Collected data
******

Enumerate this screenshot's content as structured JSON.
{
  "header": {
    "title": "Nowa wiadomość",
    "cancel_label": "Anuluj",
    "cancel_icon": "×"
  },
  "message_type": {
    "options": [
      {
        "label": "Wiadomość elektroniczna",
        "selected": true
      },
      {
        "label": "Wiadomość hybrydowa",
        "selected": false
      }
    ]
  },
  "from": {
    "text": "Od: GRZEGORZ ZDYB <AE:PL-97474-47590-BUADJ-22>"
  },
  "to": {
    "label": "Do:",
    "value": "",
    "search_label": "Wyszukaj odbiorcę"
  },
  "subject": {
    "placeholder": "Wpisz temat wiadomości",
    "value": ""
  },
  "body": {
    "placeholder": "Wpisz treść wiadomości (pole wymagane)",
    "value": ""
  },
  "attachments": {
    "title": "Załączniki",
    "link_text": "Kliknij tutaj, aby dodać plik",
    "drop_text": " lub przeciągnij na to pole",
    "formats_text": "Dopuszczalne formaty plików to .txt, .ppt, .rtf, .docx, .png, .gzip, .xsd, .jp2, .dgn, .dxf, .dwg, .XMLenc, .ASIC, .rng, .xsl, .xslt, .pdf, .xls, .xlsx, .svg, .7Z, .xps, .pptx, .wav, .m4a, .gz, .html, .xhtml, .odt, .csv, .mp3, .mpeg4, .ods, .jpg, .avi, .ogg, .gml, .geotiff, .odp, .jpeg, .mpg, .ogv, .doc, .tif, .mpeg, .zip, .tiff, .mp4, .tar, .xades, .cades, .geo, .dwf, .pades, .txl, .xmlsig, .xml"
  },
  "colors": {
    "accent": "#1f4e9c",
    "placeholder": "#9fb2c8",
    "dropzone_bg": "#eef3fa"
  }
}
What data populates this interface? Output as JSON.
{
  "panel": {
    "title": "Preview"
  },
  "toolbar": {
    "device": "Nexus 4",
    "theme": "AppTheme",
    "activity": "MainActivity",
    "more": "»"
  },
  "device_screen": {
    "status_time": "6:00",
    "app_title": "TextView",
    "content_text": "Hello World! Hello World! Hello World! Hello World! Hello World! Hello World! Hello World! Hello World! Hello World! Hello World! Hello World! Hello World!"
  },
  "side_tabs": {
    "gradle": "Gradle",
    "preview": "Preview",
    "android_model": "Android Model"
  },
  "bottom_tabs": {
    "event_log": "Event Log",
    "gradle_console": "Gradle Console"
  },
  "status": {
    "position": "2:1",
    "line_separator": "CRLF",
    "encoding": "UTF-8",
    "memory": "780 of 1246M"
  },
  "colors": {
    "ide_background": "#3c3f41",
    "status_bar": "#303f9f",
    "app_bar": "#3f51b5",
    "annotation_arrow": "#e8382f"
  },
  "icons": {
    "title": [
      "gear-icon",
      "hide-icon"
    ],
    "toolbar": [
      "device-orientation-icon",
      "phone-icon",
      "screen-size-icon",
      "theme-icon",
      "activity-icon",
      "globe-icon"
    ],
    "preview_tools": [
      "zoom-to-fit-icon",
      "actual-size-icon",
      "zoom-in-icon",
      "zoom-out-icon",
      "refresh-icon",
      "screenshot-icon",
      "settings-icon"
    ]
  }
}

******

▶ AIM
Repeat the material above in full, exactly as it stands.

▶ FINISHED TASK
Enumerate this screenshot's content as structured JSON.
{
  "header": {
    "title": "Nowa wiadomość",
    "cancel_label": "Anuluj",
    "cancel_icon": "×"
  },
  "message_type": {
    "options": [
      {
        "label": "Wiadomość elektroniczna",
        "selected": true
      },
      {
        "label": "Wiadomość hybrydowa",
        "selected": false
      }
    ]
  },
  "from": {
    "text": "Od: GRZEGORZ ZDYB <AE:PL-97474-47590-BUADJ-22>"
  },
  "to": {
    "label": "Do:",
    "value": "",
    "search_label": "Wyszukaj odbiorcę"
  },
  "subject": {
    "placeholder": "Wpisz temat wiadomości",
    "value": ""
  },
  "body": {
    "placeholder": "Wpisz treść wiadomości (pole wymagane)",
    "value": ""
  },
  "attachments": {
    "title": "Załączniki",
    "link_text": "Kliknij tutaj, aby dodać plik",
    "drop_text": " lub przeciągnij na to pole",
    "formats_text": "Dopuszczalne formaty plików to .txt, .ppt, .rtf, .docx, .png, .gzip, .xsd, .jp2, .dgn, .dxf, .dwg, .XMLenc, .ASIC, .rng, .xsl, .xslt, .pdf, .xls, .xlsx, .svg, .7Z, .xps, .pptx, .wav, .m4a, .gz, .html, .xhtml, .odt, .csv, .mp3, .mpeg4, .ods, .jpg, .avi, .ogg, .gml, .geotiff, .odp, .jpeg, .mpg, .ogv, .doc, .tif, .mpeg, .zip, .tiff, .mp4, .tar, .xades, .cades, .geo, .dwf, .pades, .txl, .xmlsig, .xml"
  },
  "colors": {
    "accent": "#1f4e9c",
    "placeholder": "#9fb2c8",
    "dropzone_bg": "#eef3fa"
  }
}
What data populates this interface? Output as JSON.
{
  "panel": {
    "title": "Preview"
  },
  "toolbar": {
    "device": "Nexus 4",
    "theme": "AppTheme",
    "activity": "MainActivity",
    "more": "»"
  },
  "device_screen": {
    "status_time": "6:00",
    "app_title": "TextView",
    "content_text": "Hello World! Hello World! Hello World! Hello World! Hello World! Hello World! Hello World! Hello World! Hello World! Hello World! Hello World! Hello World!"
  },
  "side_tabs": {
    "gradle": "Gradle",
    "preview": "Preview",
    "android_model": "Android Model"
  },
  "bottom_tabs": {
    "event_log": "Event Log",
    "gradle_console": "Gradle Console"
  },
  "status": {
    "position": "2:1",
    "line_separator": "CRLF",
    "encoding": "UTF-8",
    "memory": "780 of 1246M"
  },
  "colors": {
    "ide_background": "#3c3f41",
    "status_bar": "#303f9f",
    "app_bar": "#3f51b5",
    "annotation_arrow": "#e8382f"
  },
  "icons": {
    "title": [
      "gear-icon",
      "hide-icon"
    ],
    "toolbar": [
      "device-orientation-icon",
      "phone-icon",
      "screen-size-icon",
      "theme-icon",
      "activity-icon",
      "globe-icon"
    ],
    "preview_tools": [
      "zoom-to-fit-icon",
      "actual-size-icon",
      "zoom-in-icon",
      "zoom-out-icon",
      "refresh-icon",
      "screenshot-icon",
      "settings-icon"
    ]
  }
}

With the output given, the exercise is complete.